[Begin Material supplied]

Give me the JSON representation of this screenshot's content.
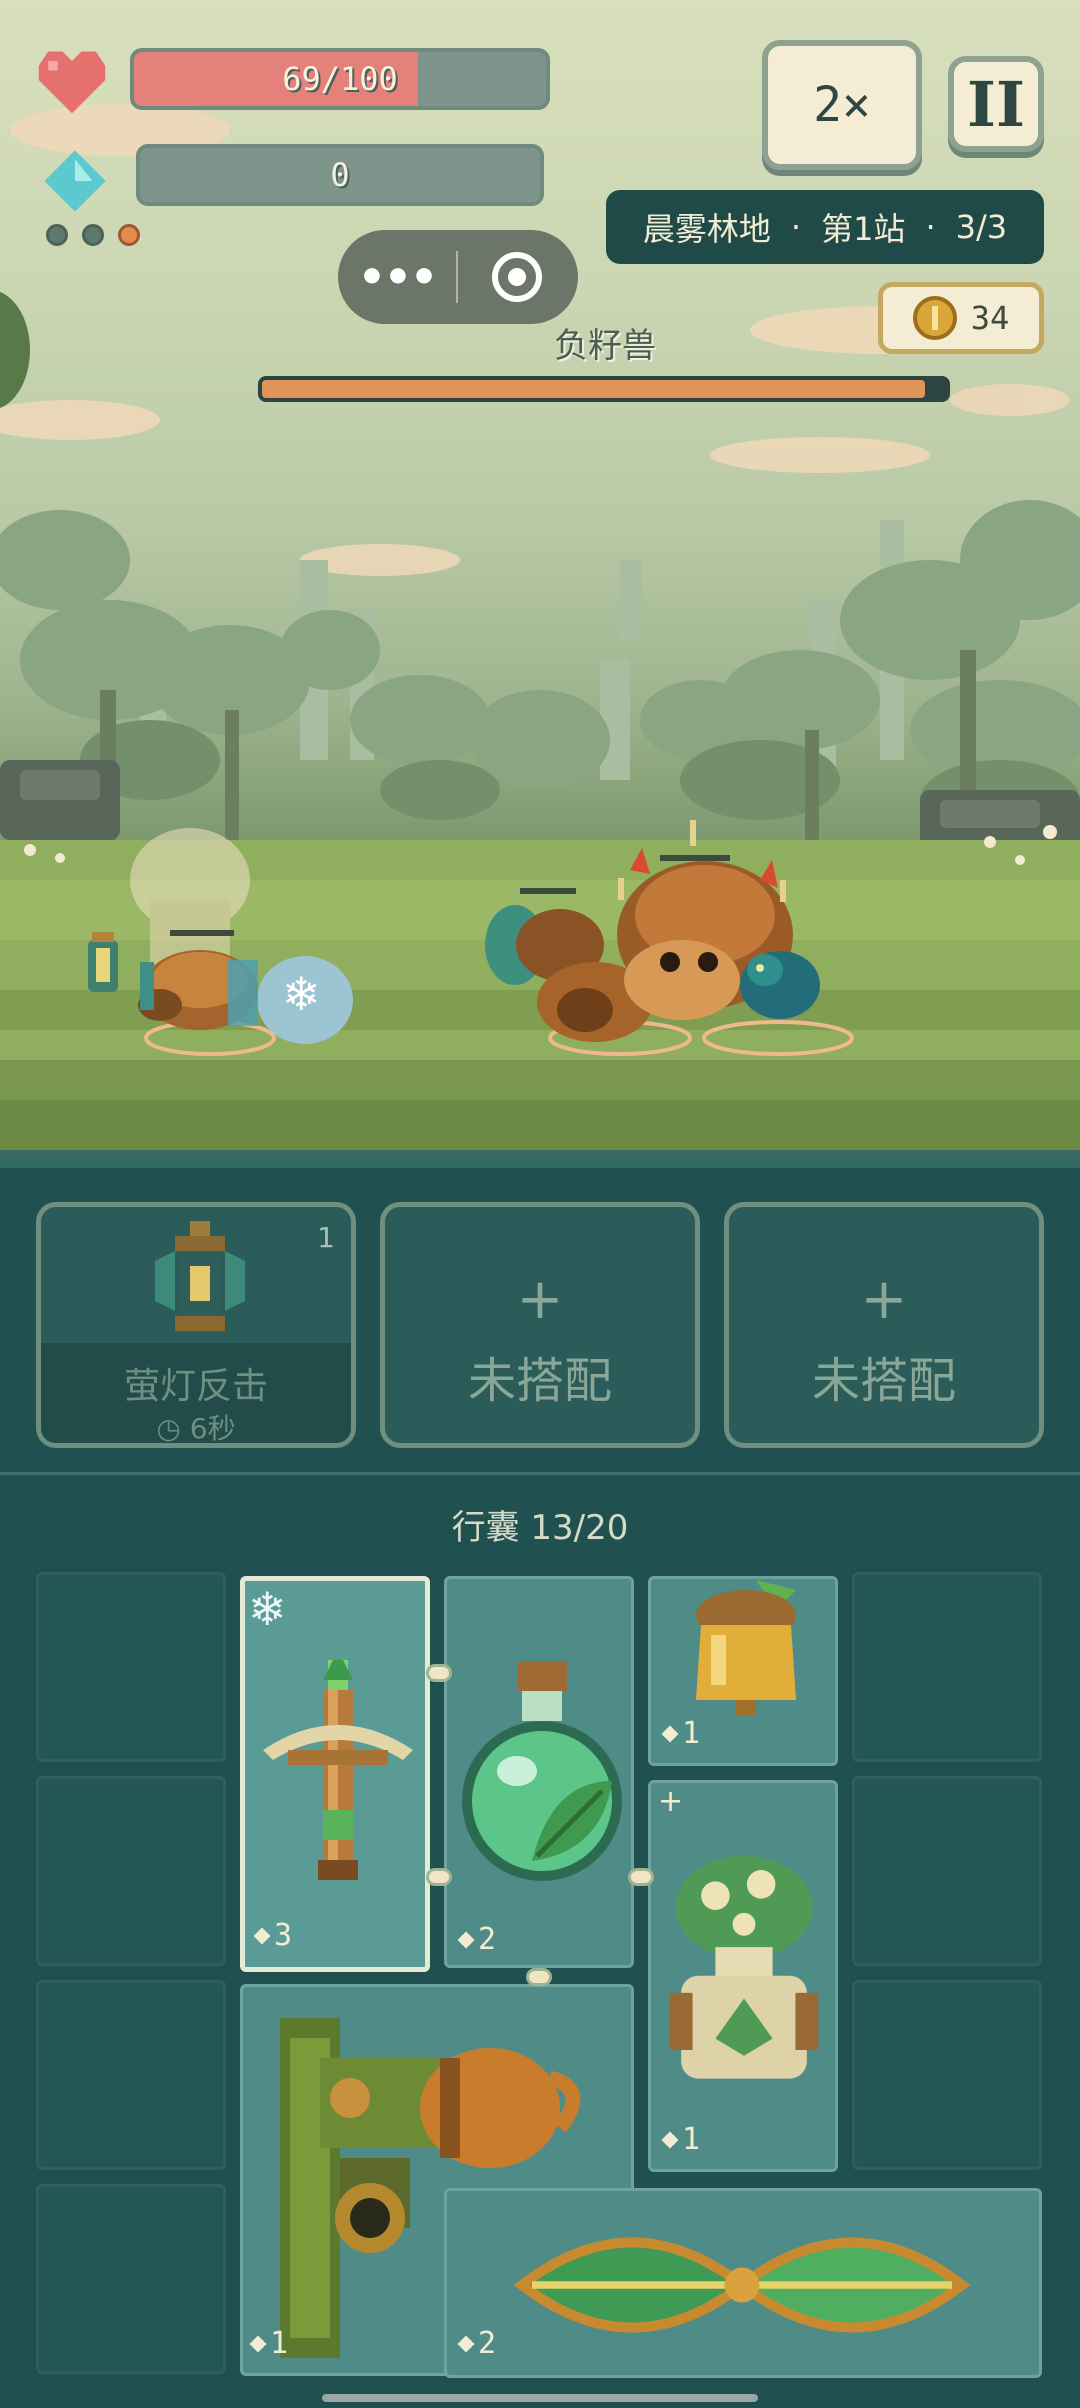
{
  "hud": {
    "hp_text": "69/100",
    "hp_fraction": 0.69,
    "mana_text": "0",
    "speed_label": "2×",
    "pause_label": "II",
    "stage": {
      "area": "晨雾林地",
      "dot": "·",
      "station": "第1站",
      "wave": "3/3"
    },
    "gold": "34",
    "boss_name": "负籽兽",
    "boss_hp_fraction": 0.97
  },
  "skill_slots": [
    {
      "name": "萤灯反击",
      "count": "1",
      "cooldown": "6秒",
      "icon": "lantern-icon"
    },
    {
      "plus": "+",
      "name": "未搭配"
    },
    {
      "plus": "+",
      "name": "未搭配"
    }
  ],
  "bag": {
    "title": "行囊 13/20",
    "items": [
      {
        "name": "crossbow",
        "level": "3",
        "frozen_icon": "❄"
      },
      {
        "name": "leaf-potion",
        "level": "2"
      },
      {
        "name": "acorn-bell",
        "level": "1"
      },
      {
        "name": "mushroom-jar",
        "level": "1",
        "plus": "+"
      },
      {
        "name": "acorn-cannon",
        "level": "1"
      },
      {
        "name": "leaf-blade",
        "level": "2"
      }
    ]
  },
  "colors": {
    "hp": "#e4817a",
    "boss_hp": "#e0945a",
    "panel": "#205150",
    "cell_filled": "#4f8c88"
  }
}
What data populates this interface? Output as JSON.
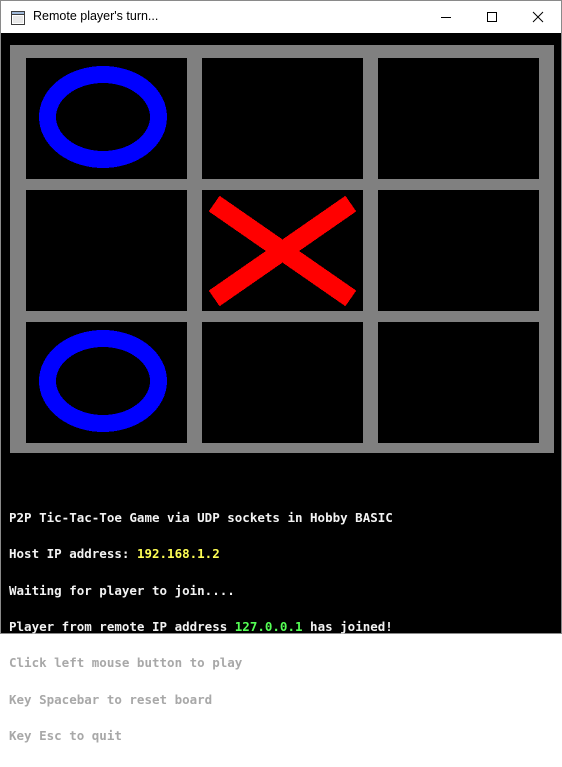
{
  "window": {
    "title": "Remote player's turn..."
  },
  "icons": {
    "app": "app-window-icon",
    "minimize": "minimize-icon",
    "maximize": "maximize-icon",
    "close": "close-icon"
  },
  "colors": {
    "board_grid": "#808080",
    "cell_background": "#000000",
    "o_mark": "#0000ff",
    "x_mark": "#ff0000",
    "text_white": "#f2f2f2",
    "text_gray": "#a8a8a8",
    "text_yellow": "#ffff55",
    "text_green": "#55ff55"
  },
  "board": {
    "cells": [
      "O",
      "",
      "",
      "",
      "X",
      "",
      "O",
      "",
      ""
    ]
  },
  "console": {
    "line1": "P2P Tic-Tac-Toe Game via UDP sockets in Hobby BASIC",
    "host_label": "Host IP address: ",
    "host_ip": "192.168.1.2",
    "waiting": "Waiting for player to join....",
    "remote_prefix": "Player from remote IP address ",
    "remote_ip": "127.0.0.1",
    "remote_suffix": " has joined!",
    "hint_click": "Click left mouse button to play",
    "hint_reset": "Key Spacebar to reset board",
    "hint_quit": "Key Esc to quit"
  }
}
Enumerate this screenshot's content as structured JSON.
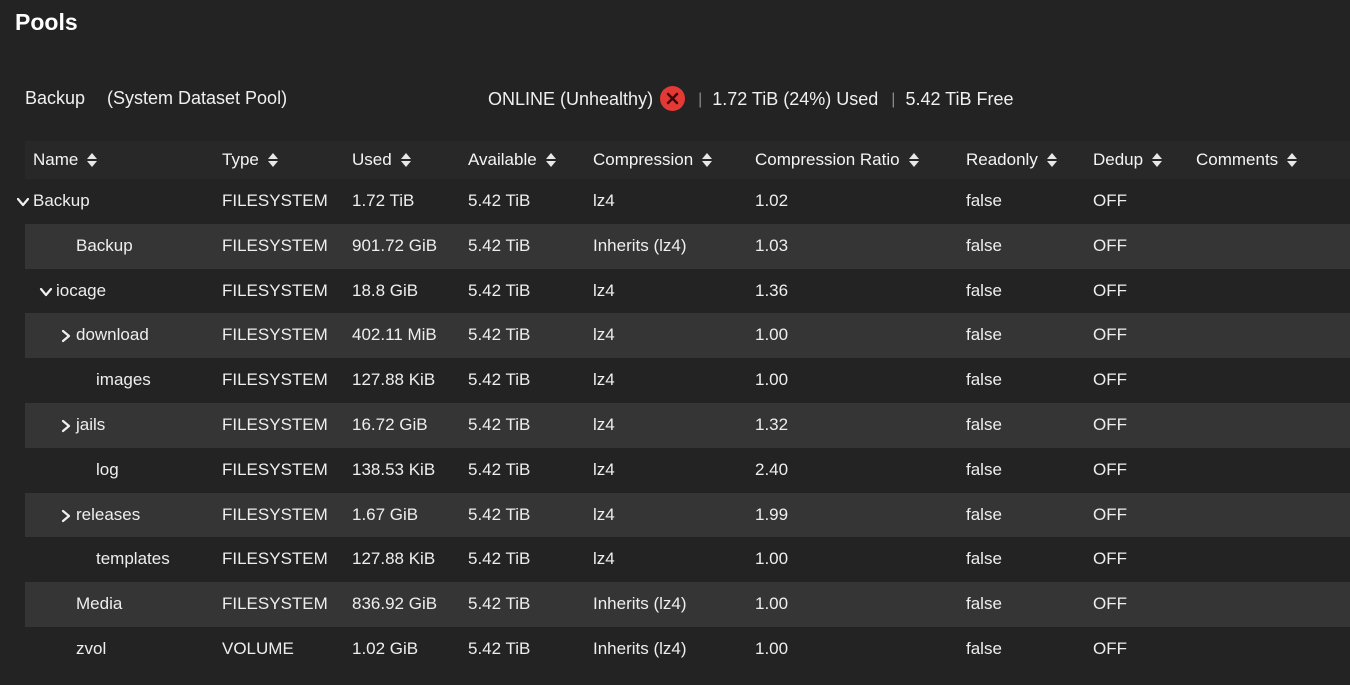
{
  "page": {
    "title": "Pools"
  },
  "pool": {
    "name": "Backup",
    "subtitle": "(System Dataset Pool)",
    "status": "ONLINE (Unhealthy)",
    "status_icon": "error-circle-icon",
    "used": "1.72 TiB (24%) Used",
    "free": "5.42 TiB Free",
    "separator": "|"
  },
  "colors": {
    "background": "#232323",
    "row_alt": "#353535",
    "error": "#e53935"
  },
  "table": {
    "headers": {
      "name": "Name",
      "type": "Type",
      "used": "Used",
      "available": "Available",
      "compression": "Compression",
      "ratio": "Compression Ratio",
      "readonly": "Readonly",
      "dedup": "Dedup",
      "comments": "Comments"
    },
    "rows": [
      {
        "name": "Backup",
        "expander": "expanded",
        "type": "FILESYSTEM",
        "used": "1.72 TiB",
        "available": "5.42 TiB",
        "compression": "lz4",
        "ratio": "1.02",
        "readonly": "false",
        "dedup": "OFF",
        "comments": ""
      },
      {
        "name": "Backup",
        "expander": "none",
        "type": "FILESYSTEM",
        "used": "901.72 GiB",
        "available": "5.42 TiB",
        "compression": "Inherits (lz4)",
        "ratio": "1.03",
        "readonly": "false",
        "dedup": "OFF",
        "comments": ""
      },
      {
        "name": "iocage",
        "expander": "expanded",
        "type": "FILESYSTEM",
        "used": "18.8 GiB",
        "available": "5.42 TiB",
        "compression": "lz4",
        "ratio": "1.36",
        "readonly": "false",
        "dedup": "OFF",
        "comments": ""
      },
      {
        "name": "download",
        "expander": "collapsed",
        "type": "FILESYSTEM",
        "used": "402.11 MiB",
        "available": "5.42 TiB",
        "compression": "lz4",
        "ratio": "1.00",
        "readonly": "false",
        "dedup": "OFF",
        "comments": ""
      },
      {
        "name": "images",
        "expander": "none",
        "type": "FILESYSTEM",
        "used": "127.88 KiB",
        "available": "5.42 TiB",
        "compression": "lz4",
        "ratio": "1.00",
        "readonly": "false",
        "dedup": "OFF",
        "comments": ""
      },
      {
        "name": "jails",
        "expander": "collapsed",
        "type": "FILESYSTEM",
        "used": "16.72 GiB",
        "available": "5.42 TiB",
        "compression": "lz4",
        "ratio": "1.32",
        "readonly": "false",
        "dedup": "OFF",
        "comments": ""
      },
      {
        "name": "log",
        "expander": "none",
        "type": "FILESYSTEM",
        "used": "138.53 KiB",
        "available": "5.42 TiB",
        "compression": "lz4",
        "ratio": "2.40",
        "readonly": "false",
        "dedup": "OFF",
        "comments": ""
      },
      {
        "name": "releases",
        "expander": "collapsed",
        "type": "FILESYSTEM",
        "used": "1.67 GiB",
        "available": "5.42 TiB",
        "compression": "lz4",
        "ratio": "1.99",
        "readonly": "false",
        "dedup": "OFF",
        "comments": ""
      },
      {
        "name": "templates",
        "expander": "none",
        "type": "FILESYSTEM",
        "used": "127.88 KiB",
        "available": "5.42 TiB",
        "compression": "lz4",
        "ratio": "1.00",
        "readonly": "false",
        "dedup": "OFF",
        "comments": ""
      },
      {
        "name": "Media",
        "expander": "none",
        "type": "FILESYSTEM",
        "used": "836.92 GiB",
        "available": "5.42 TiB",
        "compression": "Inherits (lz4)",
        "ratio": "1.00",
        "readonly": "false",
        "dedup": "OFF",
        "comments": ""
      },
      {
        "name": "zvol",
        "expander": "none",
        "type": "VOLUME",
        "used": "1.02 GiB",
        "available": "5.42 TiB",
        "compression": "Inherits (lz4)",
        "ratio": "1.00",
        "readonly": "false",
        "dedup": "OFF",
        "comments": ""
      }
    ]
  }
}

[End Material supplied]

> _Work to complete_: Report the number of lines in the entries above that include the string "screenshot". Give nothing but the number.

> _Response to this exercise_: 2